» GOAL:
Output all the material that follows, exactly as given.

Collected data entries
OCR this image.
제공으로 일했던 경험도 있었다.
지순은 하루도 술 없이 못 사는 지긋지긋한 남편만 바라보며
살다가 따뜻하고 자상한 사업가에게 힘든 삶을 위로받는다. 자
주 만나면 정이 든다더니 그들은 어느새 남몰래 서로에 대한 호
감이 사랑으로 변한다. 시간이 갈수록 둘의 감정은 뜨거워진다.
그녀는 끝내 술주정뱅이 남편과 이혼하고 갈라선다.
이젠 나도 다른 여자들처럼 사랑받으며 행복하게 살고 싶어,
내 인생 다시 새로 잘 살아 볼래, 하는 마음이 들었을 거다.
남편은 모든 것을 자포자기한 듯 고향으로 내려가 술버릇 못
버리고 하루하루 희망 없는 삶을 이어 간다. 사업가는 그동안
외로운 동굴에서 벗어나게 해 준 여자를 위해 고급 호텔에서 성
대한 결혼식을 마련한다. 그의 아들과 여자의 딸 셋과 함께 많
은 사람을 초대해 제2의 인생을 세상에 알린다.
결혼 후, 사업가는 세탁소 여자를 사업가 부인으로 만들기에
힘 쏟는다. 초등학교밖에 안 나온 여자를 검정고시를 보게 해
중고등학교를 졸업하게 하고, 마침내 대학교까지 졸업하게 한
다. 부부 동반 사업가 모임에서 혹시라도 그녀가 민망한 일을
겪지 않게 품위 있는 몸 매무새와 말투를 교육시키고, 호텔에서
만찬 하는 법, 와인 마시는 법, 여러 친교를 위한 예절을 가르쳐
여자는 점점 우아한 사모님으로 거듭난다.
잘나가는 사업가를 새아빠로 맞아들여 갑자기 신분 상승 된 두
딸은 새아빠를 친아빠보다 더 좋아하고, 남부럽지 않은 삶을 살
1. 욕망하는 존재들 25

» TASK SOLUTION:
OCR this image.
제공으로 일했던 경험도 있었다.
지순은 하루도 술 없이 못 사는 지긋지긋한 남편만 바라보며
살다가 따뜻하고 자상한 사업가에게 힘든 삶을 위로받는다. 자
주 만나면 정이 든다더니 그들은 어느새 남몰래 서로에 대한 호
감이 사랑으로 변한다. 시간이 갈수록 둘의 감정은 뜨거워진다.
그녀는 끝내 술주정뱅이 남편과 이혼하고 갈라선다.
이젠 나도 다른 여자들처럼 사랑받으며 행복하게 살고 싶어,
내 인생 다시 새로 잘 살아 볼래, 하는 마음이 들었을 거다.
남편은 모든 것을 자포자기한 듯 고향으로 내려가 술버릇 못
버리고 하루하루 희망 없는 삶을 이어 간다. 사업가는 그동안
외로운 동굴에서 벗어나게 해 준 여자를 위해 고급 호텔에서 성
대한 결혼식을 마련한다. 그의 아들과 여자의 딸 셋과 함께 많
은 사람을 초대해 제2의 인생을 세상에 알린다.
결혼 후, 사업가는 세탁소 여자를 사업가 부인으로 만들기에
힘 쏟는다. 초등학교밖에 안 나온 여자를 검정고시를 보게 해
중고등학교를 졸업하게 하고, 마침내 대학교까지 졸업하게 한
다. 부부 동반 사업가 모임에서 혹시라도 그녀가 민망한 일을
겪지 않게 품위 있는 몸 매무새와 말투를 교육시키고, 호텔에서
만찬 하는 법, 와인 마시는 법, 여러 친교를 위한 예절을 가르쳐
여자는 점점 우아한 사모님으로 거듭난다.
잘나가는 사업가를 새아빠로 맞아들여 갑자기 신분 상승 된 두
딸은 새아빠를 친아빠보다 더 좋아하고, 남부럽지 않은 삶을 살
1. 욕망하는 존재들 25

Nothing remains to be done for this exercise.